====== Material shown
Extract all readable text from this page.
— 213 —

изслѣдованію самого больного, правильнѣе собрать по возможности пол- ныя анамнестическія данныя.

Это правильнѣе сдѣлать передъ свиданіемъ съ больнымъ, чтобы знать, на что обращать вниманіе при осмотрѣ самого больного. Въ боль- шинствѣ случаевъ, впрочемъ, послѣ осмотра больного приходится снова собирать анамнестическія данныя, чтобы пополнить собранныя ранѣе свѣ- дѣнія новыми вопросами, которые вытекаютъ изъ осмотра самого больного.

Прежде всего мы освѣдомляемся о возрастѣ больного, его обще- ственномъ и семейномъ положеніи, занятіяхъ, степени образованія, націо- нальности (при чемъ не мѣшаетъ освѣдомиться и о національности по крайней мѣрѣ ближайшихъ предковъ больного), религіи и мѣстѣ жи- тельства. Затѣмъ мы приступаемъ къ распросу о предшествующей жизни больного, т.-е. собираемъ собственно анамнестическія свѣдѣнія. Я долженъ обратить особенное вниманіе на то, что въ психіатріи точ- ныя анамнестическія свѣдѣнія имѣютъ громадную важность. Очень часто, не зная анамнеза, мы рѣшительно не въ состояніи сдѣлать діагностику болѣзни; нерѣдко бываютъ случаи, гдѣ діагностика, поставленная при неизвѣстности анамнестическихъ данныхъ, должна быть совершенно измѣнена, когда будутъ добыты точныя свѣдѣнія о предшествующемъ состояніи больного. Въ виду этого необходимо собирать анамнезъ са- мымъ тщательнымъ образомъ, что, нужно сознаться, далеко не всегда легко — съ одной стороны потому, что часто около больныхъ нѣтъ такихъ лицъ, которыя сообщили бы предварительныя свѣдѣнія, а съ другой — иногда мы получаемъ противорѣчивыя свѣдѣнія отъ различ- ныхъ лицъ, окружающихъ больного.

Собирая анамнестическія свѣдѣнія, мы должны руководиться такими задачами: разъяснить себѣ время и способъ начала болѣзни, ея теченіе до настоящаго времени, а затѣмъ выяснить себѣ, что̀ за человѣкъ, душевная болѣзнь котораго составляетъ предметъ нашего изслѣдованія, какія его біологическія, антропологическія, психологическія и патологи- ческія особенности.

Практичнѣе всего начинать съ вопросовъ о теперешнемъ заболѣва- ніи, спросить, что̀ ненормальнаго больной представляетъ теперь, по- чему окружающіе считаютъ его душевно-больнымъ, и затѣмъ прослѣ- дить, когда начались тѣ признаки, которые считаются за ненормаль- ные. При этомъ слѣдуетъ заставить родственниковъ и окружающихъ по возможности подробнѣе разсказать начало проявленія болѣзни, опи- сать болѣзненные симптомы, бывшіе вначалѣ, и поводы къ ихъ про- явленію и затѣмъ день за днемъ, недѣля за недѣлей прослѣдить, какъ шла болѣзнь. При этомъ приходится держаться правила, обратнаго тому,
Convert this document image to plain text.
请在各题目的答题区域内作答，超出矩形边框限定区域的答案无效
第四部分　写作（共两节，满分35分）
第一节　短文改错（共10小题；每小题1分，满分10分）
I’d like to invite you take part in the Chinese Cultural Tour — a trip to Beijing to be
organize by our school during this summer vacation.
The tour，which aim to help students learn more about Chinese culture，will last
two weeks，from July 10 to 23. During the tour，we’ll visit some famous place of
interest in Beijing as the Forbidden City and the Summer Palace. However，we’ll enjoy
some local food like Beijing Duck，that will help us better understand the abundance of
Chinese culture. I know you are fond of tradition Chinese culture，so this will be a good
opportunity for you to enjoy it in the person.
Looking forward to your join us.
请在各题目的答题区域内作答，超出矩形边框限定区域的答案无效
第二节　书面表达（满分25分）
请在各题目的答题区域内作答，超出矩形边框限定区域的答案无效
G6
============
## Given task:
Retype the data exactly as given.

## Completed exercise:
Extract all readable text from this page.
— 213 —

изслѣдованію самого больного, правильнѣе собрать по возможности пол- ныя анамнестическія данныя.

Это правильнѣе сдѣлать передъ свиданіемъ съ больнымъ, чтобы знать, на что обращать вниманіе при осмотрѣ самого больного. Въ боль- шинствѣ случаевъ, впрочемъ, послѣ осмотра больного приходится снова собирать анамнестическія данныя, чтобы пополнить собранныя ранѣе свѣ- дѣнія новыми вопросами, которые вытекаютъ изъ осмотра самого больного.

Прежде всего мы освѣдомляемся о возрастѣ больного, его обще- ственномъ и семейномъ положеніи, занятіяхъ, степени образованія, націо- нальности (при чемъ не мѣшаетъ освѣдомиться и о національности по крайней мѣрѣ ближайшихъ предковъ больного), религіи и мѣстѣ жи- тельства. Затѣмъ мы приступаемъ къ распросу о предшествующей жизни больного, т.-е. собираемъ собственно анамнестическія свѣдѣнія. Я долженъ обратить особенное вниманіе на то, что въ психіатріи точ- ныя анамнестическія свѣдѣнія имѣютъ громадную важность. Очень часто, не зная анамнеза, мы рѣшительно не въ состояніи сдѣлать діагностику болѣзни; нерѣдко бываютъ случаи, гдѣ діагностика, поставленная при неизвѣстности анамнестическихъ данныхъ, должна быть совершенно измѣнена, когда будутъ добыты точныя свѣдѣнія о предшествующемъ состояніи больного. Въ виду этого необходимо собирать анамнезъ са- мымъ тщательнымъ образомъ, что, нужно сознаться, далеко не всегда легко — съ одной стороны потому, что часто около больныхъ нѣтъ такихъ лицъ, которыя сообщили бы предварительныя свѣдѣнія, а съ другой — иногда мы получаемъ противорѣчивыя свѣдѣнія отъ различ- ныхъ лицъ, окружающихъ больного.

Собирая анамнестическія свѣдѣнія, мы должны руководиться такими задачами: разъяснить себѣ время и способъ начала болѣзни, ея теченіе до настоящаго времени, а затѣмъ выяснить себѣ, что̀ за человѣкъ, душевная болѣзнь котораго составляетъ предметъ нашего изслѣдованія, какія его біологическія, антропологическія, психологическія и патологи- ческія особенности.

Практичнѣе всего начинать съ вопросовъ о теперешнемъ заболѣва- ніи, спросить, что̀ ненормальнаго больной представляетъ теперь, по- чему окружающіе считаютъ его душевно-больнымъ, и затѣмъ прослѣ- дить, когда начались тѣ признаки, которые считаются за ненормаль- ные. При этомъ слѣдуетъ заставить родственниковъ и окружающихъ по возможности подробнѣе разсказать начало проявленія болѣзни, опи- сать болѣзненные симптомы, бывшіе вначалѣ, и поводы къ ихъ про- явленію и затѣмъ день за днемъ, недѣля за недѣлей прослѣдить, какъ шла болѣзнь. При этомъ приходится держаться правила, обратнаго тому,
Convert this document image to plain text.
请在各题目的答题区域内作答，超出矩形边框限定区域的答案无效
第四部分　写作（共两节，满分35分）
第一节　短文改错（共10小题；每小题1分，满分10分）
I’d like to invite you take part in the Chinese Cultural Tour — a trip to Beijing to be
organize by our school during this summer vacation.
The tour，which aim to help students learn more about Chinese culture，will last
two weeks，from July 10 to 23. During the tour，we’ll visit some famous place of
interest in Beijing as the Forbidden City and the Summer Palace. However，we’ll enjoy
some local food like Beijing Duck，that will help us better understand the abundance of
Chinese culture. I know you are fond of tradition Chinese culture，so this will be a good
opportunity for you to enjoy it in the person.
Looking forward to your join us.
请在各题目的答题区域内作答，超出矩形边框限定区域的答案无效
第二节　书面表达（满分25分）
请在各题目的答题区域内作答，超出矩形边框限定区域的答案无效
G6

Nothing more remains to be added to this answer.